**MATERIAL FOR THIS EXERCISE**
** Start **

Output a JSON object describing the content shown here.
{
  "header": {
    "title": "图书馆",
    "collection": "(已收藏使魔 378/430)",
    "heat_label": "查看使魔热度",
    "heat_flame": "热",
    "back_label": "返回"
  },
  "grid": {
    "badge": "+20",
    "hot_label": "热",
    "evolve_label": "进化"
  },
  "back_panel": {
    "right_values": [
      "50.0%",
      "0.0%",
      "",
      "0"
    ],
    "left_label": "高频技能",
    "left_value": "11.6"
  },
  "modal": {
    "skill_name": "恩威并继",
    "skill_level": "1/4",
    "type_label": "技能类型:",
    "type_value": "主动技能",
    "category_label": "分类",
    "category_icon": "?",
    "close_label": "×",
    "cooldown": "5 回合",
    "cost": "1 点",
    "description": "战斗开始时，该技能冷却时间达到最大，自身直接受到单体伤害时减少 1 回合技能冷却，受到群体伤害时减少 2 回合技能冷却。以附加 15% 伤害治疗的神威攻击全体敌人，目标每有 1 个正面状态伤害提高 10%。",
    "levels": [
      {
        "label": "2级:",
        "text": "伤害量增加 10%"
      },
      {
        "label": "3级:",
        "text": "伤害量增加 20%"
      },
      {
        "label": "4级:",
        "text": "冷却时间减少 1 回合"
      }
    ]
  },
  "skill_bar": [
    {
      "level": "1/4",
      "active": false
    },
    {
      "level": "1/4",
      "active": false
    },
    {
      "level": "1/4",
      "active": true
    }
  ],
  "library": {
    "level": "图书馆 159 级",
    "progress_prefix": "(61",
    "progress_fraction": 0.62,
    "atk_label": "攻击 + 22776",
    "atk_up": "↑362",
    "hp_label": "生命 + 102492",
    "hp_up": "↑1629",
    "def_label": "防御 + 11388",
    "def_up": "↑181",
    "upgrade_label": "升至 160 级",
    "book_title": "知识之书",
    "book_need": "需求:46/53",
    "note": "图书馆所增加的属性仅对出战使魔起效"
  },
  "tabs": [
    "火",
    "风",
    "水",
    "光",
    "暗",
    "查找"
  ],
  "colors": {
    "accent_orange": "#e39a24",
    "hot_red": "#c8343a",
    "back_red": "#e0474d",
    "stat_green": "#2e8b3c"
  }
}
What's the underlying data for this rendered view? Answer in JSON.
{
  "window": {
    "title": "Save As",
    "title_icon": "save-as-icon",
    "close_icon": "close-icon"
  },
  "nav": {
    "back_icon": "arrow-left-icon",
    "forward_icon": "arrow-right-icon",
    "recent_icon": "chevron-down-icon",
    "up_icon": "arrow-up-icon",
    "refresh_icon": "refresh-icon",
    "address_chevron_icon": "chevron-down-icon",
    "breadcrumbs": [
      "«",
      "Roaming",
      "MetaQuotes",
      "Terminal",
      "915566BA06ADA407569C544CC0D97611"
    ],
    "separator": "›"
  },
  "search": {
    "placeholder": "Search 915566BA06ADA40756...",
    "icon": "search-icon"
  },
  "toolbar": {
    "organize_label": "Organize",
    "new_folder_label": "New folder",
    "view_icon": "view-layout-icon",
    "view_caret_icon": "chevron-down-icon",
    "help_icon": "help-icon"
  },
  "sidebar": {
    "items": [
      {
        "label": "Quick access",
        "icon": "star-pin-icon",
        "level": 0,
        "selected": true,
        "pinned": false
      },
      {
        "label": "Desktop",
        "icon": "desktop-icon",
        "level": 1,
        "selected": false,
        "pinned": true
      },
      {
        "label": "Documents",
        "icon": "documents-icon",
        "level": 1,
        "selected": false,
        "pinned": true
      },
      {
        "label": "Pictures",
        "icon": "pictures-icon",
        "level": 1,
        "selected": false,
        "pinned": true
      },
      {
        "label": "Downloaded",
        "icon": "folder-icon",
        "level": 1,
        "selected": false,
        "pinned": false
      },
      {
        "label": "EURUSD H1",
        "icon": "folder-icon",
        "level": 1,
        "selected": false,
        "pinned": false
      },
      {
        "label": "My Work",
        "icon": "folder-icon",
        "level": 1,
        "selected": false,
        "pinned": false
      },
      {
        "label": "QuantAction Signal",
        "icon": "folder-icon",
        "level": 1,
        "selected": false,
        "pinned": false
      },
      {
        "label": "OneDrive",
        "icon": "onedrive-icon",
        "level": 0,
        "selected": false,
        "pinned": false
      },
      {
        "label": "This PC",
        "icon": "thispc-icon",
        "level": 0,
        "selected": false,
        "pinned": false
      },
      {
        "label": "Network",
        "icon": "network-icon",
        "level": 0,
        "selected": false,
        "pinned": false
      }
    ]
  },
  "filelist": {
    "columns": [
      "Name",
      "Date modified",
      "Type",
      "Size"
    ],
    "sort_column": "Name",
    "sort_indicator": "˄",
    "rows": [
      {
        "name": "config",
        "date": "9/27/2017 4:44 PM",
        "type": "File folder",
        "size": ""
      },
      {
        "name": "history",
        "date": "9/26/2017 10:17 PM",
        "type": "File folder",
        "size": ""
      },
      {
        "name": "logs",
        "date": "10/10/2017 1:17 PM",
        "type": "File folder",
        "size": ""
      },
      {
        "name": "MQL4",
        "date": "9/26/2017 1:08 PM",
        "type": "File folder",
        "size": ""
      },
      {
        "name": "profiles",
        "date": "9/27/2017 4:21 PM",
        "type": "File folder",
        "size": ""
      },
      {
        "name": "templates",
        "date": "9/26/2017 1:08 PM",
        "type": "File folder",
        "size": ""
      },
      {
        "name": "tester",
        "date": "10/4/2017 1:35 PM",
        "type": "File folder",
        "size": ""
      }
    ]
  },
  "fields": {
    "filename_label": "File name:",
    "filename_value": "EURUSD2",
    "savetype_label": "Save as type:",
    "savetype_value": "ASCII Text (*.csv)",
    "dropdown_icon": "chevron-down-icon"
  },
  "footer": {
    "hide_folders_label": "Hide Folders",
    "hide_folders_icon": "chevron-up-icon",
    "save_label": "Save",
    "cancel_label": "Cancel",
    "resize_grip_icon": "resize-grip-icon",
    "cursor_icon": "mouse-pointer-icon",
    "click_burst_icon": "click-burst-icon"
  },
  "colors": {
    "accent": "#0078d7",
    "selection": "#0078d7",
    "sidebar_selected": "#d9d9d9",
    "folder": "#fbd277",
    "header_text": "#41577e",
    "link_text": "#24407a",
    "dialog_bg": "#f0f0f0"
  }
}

** End **

**STATED PROBLEM**
Write out all of the records once more, exactly.

**TASK OUTPUT**
Output a JSON object describing the content shown here.
{
  "header": {
    "title": "图书馆",
    "collection": "(已收藏使魔 378/430)",
    "heat_label": "查看使魔热度",
    "heat_flame": "热",
    "back_label": "返回"
  },
  "grid": {
    "badge": "+20",
    "hot_label": "热",
    "evolve_label": "进化"
  },
  "back_panel": {
    "right_values": [
      "50.0%",
      "0.0%",
      "",
      "0"
    ],
    "left_label": "高频技能",
    "left_value": "11.6"
  },
  "modal": {
    "skill_name": "恩威并继",
    "skill_level": "1/4",
    "type_label": "技能类型:",
    "type_value": "主动技能",
    "category_label": "分类",
    "category_icon": "?",
    "close_label": "×",
    "cooldown": "5 回合",
    "cost": "1 点",
    "description": "战斗开始时，该技能冷却时间达到最大，自身直接受到单体伤害时减少 1 回合技能冷却，受到群体伤害时减少 2 回合技能冷却。以附加 15% 伤害治疗的神威攻击全体敌人，目标每有 1 个正面状态伤害提高 10%。",
    "levels": [
      {
        "label": "2级:",
        "text": "伤害量增加 10%"
      },
      {
        "label": "3级:",
        "text": "伤害量增加 20%"
      },
      {
        "label": "4级:",
        "text": "冷却时间减少 1 回合"
      }
    ]
  },
  "skill_bar": [
    {
      "level": "1/4",
      "active": false
    },
    {
      "level": "1/4",
      "active": false
    },
    {
      "level": "1/4",
      "active": true
    }
  ],
  "library": {
    "level": "图书馆 159 级",
    "progress_prefix": "(61",
    "progress_fraction": 0.62,
    "atk_label": "攻击 + 22776",
    "atk_up": "↑362",
    "hp_label": "生命 + 102492",
    "hp_up": "↑1629",
    "def_label": "防御 + 11388",
    "def_up": "↑181",
    "upgrade_label": "升至 160 级",
    "book_title": "知识之书",
    "book_need": "需求:46/53",
    "note": "图书馆所增加的属性仅对出战使魔起效"
  },
  "tabs": [
    "火",
    "风",
    "水",
    "光",
    "暗",
    "查找"
  ],
  "colors": {
    "accent_orange": "#e39a24",
    "hot_red": "#c8343a",
    "back_red": "#e0474d",
    "stat_green": "#2e8b3c"
  }
}
What's the underlying data for this rendered view? Answer in JSON.
{
  "window": {
    "title": "Save As",
    "title_icon": "save-as-icon",
    "close_icon": "close-icon"
  },
  "nav": {
    "back_icon": "arrow-left-icon",
    "forward_icon": "arrow-right-icon",
    "recent_icon": "chevron-down-icon",
    "up_icon": "arrow-up-icon",
    "refresh_icon": "refresh-icon",
    "address_chevron_icon": "chevron-down-icon",
    "breadcrumbs": [
      "«",
      "Roaming",
      "MetaQuotes",
      "Terminal",
      "915566BA06ADA407569C544CC0D97611"
    ],
    "separator": "›"
  },
  "search": {
    "placeholder": "Search 915566BA06ADA40756...",
    "icon": "search-icon"
  },
  "toolbar": {
    "organize_label": "Organize",
    "new_folder_label": "New folder",
    "view_icon": "view-layout-icon",
    "view_caret_icon": "chevron-down-icon",
    "help_icon": "help-icon"
  },
  "sidebar": {
    "items": [
      {
        "label": "Quick access",
        "icon": "star-pin-icon",
        "level": 0,
        "selected": true,
        "pinned": false
      },
      {
        "label": "Desktop",
        "icon": "desktop-icon",
        "level": 1,
        "selected": false,
        "pinned": true
      },
      {
        "label": "Documents",
        "icon": "documents-icon",
        "level": 1,
        "selected": false,
        "pinned": true
      },
      {
        "label": "Pictures",
        "icon": "pictures-icon",
        "level": 1,
        "selected": false,
        "pinned": true
      },
      {
        "label": "Downloaded",
        "icon": "folder-icon",
        "level": 1,
        "selected": false,
        "pinned": false
      },
      {
        "label": "EURUSD H1",
        "icon": "folder-icon",
        "level": 1,
        "selected": false,
        "pinned": false
      },
      {
        "label": "My Work",
        "icon": "folder-icon",
        "level": 1,
        "selected": false,
        "pinned": false
      },
      {
        "label": "QuantAction Signal",
        "icon": "folder-icon",
        "level": 1,
        "selected": false,
        "pinned": false
      },
      {
        "label": "OneDrive",
        "icon": "onedrive-icon",
        "level": 0,
        "selected": false,
        "pinned": false
      },
      {
        "label": "This PC",
        "icon": "thispc-icon",
        "level": 0,
        "selected": false,
        "pinned": false
      },
      {
        "label": "Network",
        "icon": "network-icon",
        "level": 0,
        "selected": false,
        "pinned": false
      }
    ]
  },
  "filelist": {
    "columns": [
      "Name",
      "Date modified",
      "Type",
      "Size"
    ],
    "sort_column": "Name",
    "sort_indicator": "˄",
    "rows": [
      {
        "name": "config",
        "date": "9/27/2017 4:44 PM",
        "type": "File folder",
        "size": ""
      },
      {
        "name": "history",
        "date": "9/26/2017 10:17 PM",
        "type": "File folder",
        "size": ""
      },
      {
        "name": "logs",
        "date": "10/10/2017 1:17 PM",
        "type": "File folder",
        "size": ""
      },
      {
        "name": "MQL4",
        "date": "9/26/2017 1:08 PM",
        "type": "File folder",
        "size": ""
      },
      {
        "name": "profiles",
        "date": "9/27/2017 4:21 PM",
        "type": "File folder",
        "size": ""
      },
      {
        "name": "templates",
        "date": "9/26/2017 1:08 PM",
        "type": "File folder",
        "size": ""
      },
      {
        "name": "tester",
        "date": "10/4/2017 1:35 PM",
        "type": "File folder",
        "size": ""
      }
    ]
  },
  "fields": {
    "filename_label": "File name:",
    "filename_value": "EURUSD2",
    "savetype_label": "Save as type:",
    "savetype_value": "ASCII Text (*.csv)",
    "dropdown_icon": "chevron-down-icon"
  },
  "footer": {
    "hide_folders_label": "Hide Folders",
    "hide_folders_icon": "chevron-up-icon",
    "save_label": "Save",
    "cancel_label": "Cancel",
    "resize_grip_icon": "resize-grip-icon",
    "cursor_icon": "mouse-pointer-icon",
    "click_burst_icon": "click-burst-icon"
  },
  "colors": {
    "accent": "#0078d7",
    "selection": "#0078d7",
    "sidebar_selected": "#d9d9d9",
    "folder": "#fbd277",
    "header_text": "#41577e",
    "link_text": "#24407a",
    "dialog_bg": "#f0f0f0"
  }
}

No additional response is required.